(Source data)
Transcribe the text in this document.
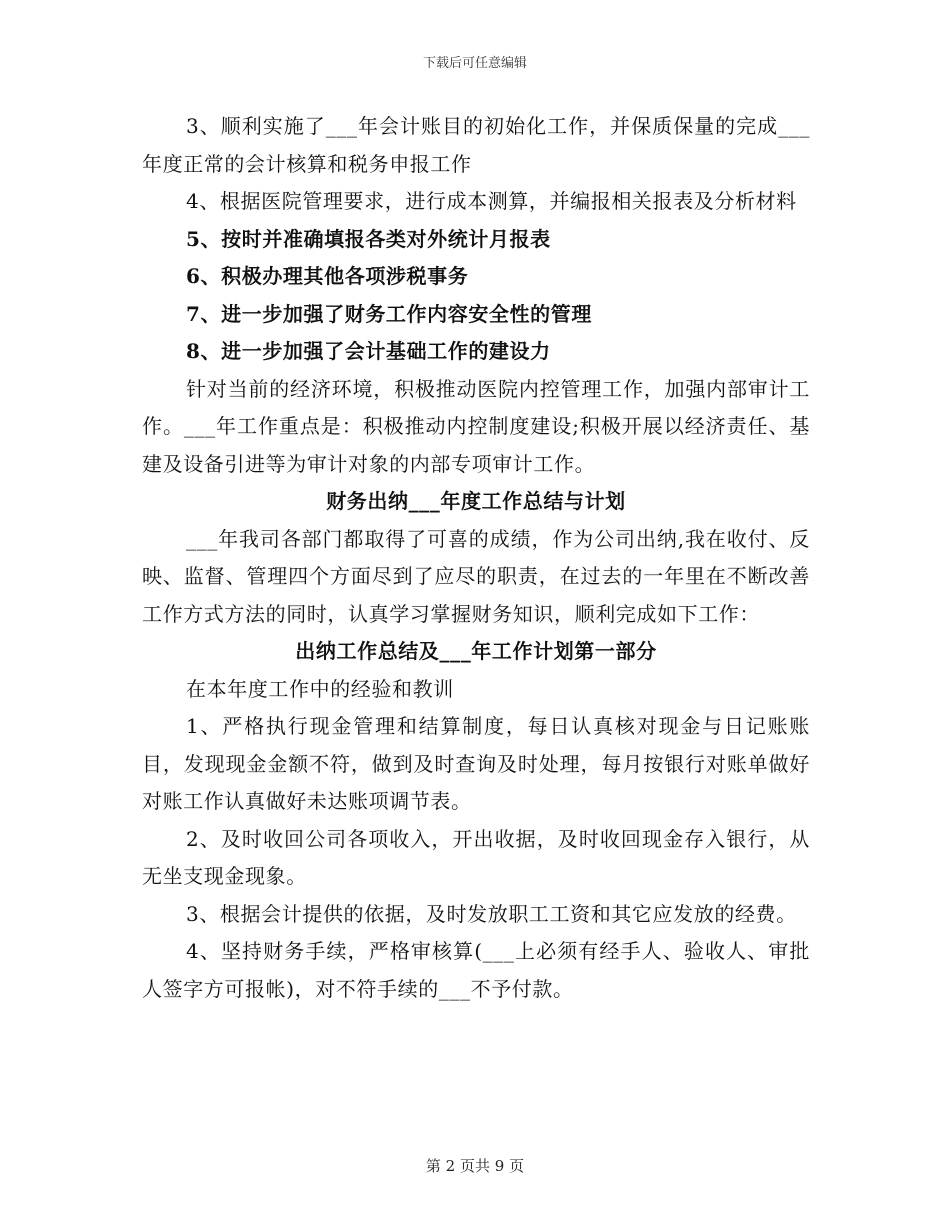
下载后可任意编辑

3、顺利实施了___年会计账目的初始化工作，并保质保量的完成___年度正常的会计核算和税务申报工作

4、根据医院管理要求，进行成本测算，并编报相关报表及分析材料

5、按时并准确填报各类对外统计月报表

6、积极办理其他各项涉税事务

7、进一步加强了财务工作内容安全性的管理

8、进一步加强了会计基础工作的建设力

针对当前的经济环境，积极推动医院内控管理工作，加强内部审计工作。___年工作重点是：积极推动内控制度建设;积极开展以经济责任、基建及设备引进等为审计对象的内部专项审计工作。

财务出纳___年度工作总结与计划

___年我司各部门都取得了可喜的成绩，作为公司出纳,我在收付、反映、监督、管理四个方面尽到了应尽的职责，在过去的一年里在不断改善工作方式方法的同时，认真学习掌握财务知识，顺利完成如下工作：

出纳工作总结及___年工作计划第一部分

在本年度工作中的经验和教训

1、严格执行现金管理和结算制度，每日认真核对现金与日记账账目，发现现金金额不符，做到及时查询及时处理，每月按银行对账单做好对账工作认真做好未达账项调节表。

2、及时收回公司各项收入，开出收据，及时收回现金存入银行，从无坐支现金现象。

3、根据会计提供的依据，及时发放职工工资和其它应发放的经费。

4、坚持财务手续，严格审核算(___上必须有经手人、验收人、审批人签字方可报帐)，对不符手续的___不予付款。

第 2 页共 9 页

Aim of the task –
Quote all of the entries word for word, omitting any pictures.

Expected answer –
Transcribe the text in this document.
下载后可任意编辑

3、顺利实施了___年会计账目的初始化工作，并保质保量的完成___年度正常的会计核算和税务申报工作

4、根据医院管理要求，进行成本测算，并编报相关报表及分析材料

5、按时并准确填报各类对外统计月报表

6、积极办理其他各项涉税事务

7、进一步加强了财务工作内容安全性的管理

8、进一步加强了会计基础工作的建设力

针对当前的经济环境，积极推动医院内控管理工作，加强内部审计工作。___年工作重点是：积极推动内控制度建设;积极开展以经济责任、基建及设备引进等为审计对象的内部专项审计工作。

财务出纳___年度工作总结与计划

___年我司各部门都取得了可喜的成绩，作为公司出纳,我在收付、反映、监督、管理四个方面尽到了应尽的职责，在过去的一年里在不断改善工作方式方法的同时，认真学习掌握财务知识，顺利完成如下工作：

出纳工作总结及___年工作计划第一部分

在本年度工作中的经验和教训

1、严格执行现金管理和结算制度，每日认真核对现金与日记账账目，发现现金金额不符，做到及时查询及时处理，每月按银行对账单做好对账工作认真做好未达账项调节表。

2、及时收回公司各项收入，开出收据，及时收回现金存入银行，从无坐支现金现象。

3、根据会计提供的依据，及时发放职工工资和其它应发放的经费。

4、坚持财务手续，严格审核算(___上必须有经手人、验收人、审批人签字方可报帐)，对不符手续的___不予付款。

第 2 页共 9 页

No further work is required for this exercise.